Your goal: Scan the entries below and extract each line with the word "color" in it.

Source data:
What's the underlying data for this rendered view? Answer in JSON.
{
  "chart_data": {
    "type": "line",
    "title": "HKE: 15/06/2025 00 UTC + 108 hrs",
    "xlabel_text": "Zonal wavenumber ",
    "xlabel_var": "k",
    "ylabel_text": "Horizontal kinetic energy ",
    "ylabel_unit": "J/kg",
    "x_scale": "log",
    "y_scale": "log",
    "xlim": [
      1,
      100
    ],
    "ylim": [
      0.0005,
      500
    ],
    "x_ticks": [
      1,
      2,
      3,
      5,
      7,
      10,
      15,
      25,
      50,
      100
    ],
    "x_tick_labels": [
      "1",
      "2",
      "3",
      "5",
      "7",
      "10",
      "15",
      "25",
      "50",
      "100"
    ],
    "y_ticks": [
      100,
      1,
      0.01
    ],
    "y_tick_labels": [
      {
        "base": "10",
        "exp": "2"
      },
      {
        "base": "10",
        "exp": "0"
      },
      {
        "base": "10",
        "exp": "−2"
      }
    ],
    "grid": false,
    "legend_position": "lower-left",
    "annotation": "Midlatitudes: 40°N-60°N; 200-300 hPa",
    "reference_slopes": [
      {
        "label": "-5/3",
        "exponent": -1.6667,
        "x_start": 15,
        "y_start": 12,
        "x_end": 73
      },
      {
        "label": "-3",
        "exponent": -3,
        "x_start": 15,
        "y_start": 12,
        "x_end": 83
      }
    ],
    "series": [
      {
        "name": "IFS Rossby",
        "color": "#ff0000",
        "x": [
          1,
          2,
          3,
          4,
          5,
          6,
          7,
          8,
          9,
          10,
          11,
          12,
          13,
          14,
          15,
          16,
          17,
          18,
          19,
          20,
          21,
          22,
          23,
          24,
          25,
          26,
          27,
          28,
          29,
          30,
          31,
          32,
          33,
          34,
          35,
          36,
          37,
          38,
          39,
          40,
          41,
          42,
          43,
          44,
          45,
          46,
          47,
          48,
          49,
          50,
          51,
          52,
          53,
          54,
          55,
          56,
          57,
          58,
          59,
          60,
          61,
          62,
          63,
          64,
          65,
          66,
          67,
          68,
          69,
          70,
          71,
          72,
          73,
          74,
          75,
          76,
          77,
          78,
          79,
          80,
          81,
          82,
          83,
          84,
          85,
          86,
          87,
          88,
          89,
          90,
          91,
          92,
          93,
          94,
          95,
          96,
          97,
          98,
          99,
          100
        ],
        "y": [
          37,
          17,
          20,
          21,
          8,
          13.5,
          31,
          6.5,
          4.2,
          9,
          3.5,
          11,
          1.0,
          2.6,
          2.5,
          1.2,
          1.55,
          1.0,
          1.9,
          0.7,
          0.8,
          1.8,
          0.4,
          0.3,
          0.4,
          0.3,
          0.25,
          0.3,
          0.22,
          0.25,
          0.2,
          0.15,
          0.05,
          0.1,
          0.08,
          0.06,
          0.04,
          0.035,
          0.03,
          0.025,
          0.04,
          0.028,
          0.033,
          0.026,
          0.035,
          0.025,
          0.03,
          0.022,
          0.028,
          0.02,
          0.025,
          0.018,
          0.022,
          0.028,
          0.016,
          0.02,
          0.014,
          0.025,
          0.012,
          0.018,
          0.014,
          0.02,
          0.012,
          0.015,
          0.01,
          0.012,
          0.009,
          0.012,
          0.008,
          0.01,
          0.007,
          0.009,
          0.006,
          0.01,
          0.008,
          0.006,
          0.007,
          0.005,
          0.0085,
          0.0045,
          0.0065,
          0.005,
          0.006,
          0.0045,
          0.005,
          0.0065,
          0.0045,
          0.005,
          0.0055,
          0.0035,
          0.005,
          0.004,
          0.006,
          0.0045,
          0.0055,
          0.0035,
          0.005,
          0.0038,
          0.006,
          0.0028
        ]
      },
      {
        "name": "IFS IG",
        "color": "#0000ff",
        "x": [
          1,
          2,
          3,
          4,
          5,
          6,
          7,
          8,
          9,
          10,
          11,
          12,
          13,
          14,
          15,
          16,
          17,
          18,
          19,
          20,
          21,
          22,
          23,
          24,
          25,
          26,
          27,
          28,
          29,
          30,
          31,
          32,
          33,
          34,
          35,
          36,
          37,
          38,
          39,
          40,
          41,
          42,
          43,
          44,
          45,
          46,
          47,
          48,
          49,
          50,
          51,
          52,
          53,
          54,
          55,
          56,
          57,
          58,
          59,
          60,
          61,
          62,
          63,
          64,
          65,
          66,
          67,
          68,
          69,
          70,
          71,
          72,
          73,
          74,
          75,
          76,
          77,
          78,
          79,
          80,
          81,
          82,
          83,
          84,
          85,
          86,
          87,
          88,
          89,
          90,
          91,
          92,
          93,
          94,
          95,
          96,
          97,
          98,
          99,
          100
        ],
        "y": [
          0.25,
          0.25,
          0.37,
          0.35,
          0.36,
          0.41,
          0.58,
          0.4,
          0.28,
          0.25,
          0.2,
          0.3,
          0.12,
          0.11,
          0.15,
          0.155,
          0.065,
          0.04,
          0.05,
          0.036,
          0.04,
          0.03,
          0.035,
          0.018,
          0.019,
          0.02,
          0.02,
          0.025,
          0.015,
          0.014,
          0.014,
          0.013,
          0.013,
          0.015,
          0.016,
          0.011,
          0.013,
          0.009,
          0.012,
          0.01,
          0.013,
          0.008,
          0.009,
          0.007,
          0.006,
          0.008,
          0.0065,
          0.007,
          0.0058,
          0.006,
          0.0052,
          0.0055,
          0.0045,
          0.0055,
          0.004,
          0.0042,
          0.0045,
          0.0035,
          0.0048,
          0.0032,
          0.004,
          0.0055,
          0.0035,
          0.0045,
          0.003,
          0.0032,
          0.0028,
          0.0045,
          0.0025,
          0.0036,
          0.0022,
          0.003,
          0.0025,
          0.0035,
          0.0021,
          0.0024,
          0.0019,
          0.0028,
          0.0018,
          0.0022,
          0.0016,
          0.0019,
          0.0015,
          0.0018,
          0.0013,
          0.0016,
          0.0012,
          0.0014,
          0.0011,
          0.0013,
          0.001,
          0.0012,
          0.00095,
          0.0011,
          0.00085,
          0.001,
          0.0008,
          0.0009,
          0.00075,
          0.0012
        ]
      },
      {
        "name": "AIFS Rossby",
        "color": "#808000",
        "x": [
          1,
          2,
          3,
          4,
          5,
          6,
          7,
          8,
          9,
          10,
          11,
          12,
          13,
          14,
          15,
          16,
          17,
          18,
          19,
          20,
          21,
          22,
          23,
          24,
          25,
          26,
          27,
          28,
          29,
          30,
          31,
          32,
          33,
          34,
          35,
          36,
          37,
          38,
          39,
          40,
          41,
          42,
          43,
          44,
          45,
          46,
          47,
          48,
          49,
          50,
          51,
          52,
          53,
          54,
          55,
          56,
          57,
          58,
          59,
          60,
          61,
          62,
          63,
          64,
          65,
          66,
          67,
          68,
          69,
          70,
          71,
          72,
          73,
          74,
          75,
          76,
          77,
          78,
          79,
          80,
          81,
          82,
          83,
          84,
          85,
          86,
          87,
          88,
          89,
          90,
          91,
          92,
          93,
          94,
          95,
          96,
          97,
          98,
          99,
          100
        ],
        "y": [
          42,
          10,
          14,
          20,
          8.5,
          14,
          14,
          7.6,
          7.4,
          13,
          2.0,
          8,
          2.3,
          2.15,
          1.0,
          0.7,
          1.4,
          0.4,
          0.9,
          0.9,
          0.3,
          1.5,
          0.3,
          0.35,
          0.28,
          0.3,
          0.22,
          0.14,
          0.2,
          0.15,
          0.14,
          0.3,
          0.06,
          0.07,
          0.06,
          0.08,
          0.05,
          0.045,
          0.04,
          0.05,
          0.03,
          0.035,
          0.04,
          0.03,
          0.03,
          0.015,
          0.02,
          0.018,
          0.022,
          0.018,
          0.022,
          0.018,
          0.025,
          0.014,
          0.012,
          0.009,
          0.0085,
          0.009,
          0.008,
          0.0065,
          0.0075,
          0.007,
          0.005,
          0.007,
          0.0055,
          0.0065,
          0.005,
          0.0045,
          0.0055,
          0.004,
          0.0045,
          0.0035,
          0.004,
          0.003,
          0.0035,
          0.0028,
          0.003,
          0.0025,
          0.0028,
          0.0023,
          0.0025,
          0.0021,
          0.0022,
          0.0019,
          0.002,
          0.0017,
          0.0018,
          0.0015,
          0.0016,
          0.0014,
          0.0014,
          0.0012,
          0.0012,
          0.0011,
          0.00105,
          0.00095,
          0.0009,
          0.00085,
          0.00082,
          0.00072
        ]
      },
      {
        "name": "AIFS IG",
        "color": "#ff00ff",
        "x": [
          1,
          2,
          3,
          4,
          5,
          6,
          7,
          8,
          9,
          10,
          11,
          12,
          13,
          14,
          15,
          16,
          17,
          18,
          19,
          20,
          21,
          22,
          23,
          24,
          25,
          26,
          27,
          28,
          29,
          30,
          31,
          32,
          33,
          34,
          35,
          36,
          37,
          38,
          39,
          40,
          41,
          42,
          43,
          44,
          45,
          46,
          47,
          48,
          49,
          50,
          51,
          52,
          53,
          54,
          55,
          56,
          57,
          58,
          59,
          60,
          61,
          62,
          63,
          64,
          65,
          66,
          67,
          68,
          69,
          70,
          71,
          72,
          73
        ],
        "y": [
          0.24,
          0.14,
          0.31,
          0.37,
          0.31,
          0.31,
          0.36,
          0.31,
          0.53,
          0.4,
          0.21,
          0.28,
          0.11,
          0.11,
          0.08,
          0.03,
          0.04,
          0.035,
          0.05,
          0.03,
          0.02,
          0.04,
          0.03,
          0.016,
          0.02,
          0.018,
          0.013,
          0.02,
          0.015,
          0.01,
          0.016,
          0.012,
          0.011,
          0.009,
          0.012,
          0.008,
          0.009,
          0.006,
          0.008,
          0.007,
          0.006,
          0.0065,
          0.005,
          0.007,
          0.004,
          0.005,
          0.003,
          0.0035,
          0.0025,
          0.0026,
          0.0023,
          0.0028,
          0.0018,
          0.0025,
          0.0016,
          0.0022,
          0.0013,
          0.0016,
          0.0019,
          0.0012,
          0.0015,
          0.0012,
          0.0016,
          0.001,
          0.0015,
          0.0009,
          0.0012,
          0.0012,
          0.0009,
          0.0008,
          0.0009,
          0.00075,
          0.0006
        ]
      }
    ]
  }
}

Complete response:
        "color": "#ff0000",
        "color": "#0000ff",
        "color": "#808000",
        "color": "#ff00ff",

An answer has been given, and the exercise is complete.